What you need to do =
Please copy each line of the listing below precisely, excluding the images.
*** Source records ***
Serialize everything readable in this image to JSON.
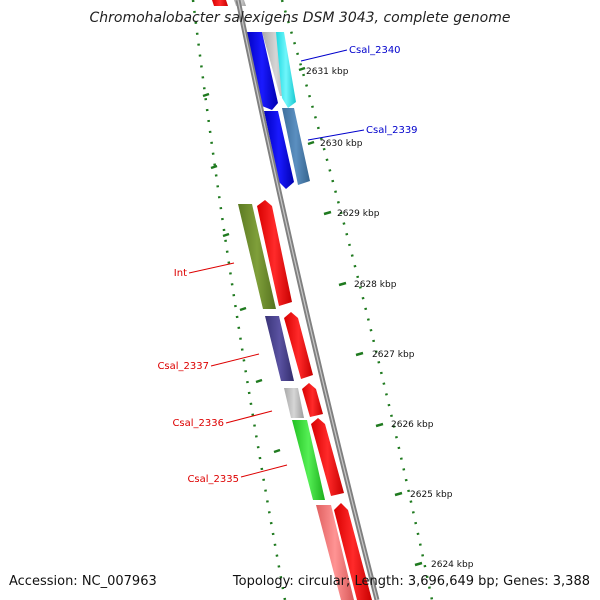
{
  "title": "Chromohalobacter salexigens DSM 3043, complete genome",
  "accession": "Accession: NC_007963",
  "summary": "Topology: circular; Length: 3,696,649 bp; Genes: 3,388",
  "colors": {
    "backbone": "#808080",
    "tick": "#1f7a1f",
    "label_blue": "#0000cc",
    "label_red": "#dd0000"
  },
  "tick_labels": [
    "2631 kbp",
    "2630 kbp",
    "2629 kbp",
    "2628 kbp",
    "2627 kbp",
    "2626 kbp",
    "2625 kbp",
    "2624 kbp"
  ],
  "gene_labels": [
    "Csal_2340",
    "Csal_2339",
    "Int",
    "Csal_2337",
    "Csal_2336",
    "Csal_2335"
  ]
}
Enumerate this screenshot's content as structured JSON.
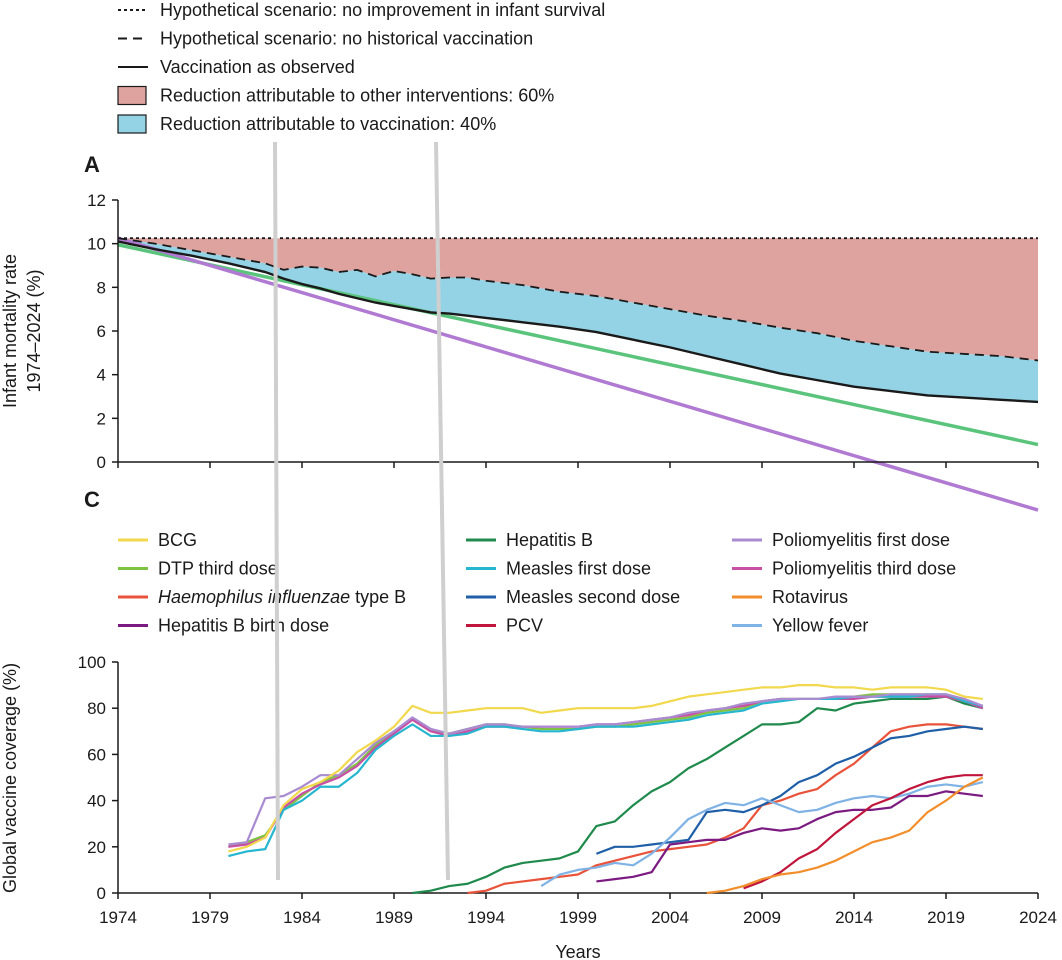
*** End of Source records ***
Task result =
Serialize everything readable in this image to JSON.
{
  "title": "Chromohalobacter salexigens DSM 3043, complete genome",
  "accession": "Accession: NC_007963",
  "summary": "Topology: circular; Length: 3,696,649 bp; Genes: 3,388",
  "colors": {
    "backbone": "#808080",
    "tick": "#1f7a1f",
    "label_blue": "#0000cc",
    "label_red": "#dd0000"
  },
  "tick_labels": [
    "2631 kbp",
    "2630 kbp",
    "2629 kbp",
    "2628 kbp",
    "2627 kbp",
    "2626 kbp",
    "2625 kbp",
    "2624 kbp"
  ],
  "gene_labels": [
    "Csal_2340",
    "Csal_2339",
    "Int",
    "Csal_2337",
    "Csal_2336",
    "Csal_2335"
  ]
}
Enumerate this screenshot's content as structured JSON.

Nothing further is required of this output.